# DATA SHOWN
● ● ●

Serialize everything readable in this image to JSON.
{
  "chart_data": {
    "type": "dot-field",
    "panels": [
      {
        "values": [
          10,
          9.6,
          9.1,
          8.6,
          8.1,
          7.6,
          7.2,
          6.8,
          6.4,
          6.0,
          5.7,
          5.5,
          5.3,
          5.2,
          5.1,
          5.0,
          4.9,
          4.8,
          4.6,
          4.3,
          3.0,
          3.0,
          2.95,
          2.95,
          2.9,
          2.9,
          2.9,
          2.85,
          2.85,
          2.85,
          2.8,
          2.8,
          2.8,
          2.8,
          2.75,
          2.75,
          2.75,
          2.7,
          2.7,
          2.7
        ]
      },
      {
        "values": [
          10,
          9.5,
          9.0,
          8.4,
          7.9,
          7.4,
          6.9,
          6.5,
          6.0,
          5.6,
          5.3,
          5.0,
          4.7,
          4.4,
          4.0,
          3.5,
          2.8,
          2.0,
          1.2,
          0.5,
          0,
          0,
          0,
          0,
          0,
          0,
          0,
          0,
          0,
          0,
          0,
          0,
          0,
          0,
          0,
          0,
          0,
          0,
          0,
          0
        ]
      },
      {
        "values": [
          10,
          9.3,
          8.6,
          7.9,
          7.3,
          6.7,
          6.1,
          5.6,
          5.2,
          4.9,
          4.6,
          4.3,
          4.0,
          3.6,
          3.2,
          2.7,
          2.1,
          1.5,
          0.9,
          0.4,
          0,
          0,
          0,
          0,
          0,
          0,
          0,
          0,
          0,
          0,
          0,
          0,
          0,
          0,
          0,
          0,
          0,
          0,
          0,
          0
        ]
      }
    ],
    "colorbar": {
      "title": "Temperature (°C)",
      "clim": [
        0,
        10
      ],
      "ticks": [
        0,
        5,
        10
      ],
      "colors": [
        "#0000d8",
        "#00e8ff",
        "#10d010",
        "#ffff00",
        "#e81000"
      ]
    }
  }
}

● ● ●

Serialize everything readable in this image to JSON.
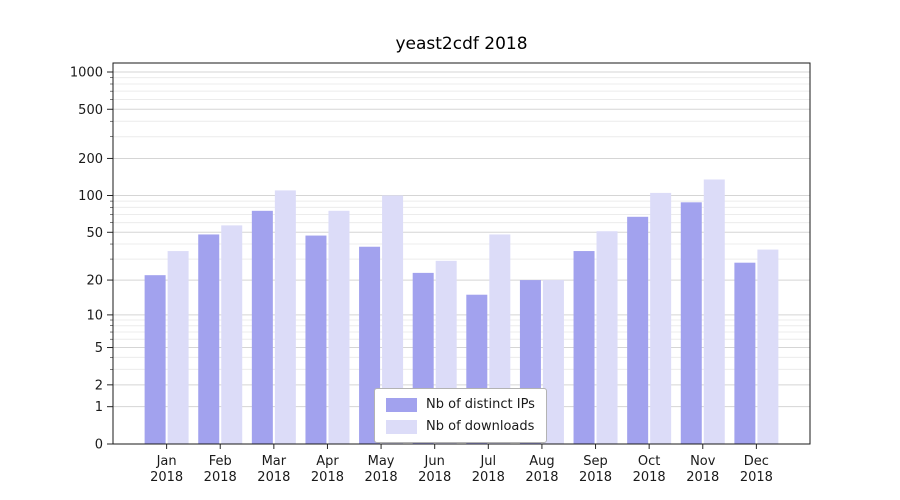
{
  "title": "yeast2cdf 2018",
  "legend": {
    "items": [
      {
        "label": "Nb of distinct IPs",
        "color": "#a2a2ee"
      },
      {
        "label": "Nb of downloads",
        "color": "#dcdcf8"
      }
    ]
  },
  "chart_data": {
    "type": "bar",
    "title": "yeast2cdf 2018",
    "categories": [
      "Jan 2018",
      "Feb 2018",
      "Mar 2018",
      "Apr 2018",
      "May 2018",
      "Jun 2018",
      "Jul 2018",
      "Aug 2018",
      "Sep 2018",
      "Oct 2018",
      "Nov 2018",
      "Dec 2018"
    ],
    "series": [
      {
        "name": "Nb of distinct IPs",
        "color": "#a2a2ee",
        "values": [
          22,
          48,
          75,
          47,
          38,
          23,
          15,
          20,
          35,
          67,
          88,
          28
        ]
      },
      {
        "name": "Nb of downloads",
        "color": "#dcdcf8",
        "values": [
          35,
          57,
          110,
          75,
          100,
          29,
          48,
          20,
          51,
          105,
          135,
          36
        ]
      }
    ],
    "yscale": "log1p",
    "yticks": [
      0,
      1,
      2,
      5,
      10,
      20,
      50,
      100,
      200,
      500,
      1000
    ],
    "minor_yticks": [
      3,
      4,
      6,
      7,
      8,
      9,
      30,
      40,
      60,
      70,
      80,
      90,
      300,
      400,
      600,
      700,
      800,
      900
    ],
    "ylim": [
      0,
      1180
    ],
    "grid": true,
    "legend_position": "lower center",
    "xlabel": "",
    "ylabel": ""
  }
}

● ● ●

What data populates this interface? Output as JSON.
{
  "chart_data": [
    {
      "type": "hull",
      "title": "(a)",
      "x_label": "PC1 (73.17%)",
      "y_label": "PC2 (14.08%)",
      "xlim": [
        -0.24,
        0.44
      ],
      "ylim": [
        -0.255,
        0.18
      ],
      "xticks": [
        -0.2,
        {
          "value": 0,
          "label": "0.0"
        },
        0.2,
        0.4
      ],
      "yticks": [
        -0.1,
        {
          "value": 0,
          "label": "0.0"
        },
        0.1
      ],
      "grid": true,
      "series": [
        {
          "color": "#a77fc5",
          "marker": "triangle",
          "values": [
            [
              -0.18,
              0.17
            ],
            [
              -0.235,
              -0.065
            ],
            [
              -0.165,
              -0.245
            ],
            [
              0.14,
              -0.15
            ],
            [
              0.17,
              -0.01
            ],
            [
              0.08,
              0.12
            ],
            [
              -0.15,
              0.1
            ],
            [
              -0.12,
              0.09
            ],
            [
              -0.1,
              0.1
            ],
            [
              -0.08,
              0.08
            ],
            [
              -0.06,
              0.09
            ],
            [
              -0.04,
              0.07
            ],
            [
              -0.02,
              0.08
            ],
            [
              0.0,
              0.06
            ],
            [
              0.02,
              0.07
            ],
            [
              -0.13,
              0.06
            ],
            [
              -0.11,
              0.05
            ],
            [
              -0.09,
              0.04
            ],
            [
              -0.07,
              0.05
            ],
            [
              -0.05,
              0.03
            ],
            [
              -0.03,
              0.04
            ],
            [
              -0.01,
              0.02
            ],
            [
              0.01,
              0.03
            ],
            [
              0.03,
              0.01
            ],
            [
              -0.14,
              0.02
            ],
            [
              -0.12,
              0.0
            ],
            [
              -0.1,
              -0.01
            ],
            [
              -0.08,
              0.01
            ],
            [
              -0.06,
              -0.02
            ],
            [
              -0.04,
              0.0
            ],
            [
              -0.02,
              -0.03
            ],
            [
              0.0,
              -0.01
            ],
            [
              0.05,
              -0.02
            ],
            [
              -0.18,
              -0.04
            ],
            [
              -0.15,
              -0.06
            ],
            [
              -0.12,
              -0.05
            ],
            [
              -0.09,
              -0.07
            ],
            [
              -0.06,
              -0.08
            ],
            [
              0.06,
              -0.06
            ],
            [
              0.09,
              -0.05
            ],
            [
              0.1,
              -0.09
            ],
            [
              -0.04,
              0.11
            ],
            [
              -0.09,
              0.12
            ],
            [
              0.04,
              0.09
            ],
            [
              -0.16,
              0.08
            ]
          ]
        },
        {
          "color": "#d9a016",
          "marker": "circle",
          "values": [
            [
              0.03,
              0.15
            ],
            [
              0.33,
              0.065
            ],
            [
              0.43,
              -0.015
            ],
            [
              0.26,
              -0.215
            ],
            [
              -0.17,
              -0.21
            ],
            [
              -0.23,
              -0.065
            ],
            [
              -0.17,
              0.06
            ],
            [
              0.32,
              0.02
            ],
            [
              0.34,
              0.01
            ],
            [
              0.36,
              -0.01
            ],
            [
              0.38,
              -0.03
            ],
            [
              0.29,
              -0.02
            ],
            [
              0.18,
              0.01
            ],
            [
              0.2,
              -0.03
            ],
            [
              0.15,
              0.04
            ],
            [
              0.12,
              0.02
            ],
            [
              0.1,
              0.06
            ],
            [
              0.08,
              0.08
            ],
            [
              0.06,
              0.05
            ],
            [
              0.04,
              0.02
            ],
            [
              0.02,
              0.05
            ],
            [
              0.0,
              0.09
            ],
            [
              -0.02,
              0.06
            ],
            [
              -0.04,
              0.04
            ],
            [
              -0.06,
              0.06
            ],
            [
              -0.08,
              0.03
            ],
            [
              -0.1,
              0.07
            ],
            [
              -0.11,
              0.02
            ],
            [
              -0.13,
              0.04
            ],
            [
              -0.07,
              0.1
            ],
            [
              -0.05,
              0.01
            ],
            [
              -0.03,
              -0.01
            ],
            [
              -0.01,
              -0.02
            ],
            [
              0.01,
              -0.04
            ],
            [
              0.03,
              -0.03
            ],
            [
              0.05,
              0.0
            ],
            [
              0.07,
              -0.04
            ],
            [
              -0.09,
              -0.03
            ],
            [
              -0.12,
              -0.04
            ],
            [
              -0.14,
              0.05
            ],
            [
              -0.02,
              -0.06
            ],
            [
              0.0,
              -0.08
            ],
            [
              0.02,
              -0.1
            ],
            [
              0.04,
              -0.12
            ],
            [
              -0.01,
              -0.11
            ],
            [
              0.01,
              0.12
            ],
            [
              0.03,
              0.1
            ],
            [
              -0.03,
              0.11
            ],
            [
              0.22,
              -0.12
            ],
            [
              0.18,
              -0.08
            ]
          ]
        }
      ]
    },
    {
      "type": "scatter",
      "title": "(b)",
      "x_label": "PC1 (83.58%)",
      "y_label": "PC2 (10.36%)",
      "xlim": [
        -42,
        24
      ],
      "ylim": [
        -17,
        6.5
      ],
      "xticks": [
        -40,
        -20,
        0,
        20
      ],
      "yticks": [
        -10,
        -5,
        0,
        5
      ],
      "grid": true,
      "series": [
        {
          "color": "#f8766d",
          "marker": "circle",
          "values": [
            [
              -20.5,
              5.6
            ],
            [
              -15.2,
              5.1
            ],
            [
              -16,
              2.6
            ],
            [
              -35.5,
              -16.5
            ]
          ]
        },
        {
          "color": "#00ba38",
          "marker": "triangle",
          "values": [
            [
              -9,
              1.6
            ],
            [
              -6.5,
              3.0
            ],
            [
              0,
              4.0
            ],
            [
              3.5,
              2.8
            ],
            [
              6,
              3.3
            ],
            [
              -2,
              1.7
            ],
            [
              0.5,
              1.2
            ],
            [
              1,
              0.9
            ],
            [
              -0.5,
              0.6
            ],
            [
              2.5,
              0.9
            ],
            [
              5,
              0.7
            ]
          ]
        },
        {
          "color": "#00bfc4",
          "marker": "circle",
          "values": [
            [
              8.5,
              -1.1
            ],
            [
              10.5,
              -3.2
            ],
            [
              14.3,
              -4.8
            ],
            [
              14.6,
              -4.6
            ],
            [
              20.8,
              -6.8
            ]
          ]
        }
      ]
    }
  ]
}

● ● ●

From the material above, gather all lines that include the string "name" and copy them.

        "name": "Nb of distinct IPs",
        "name": "Nb of downloads",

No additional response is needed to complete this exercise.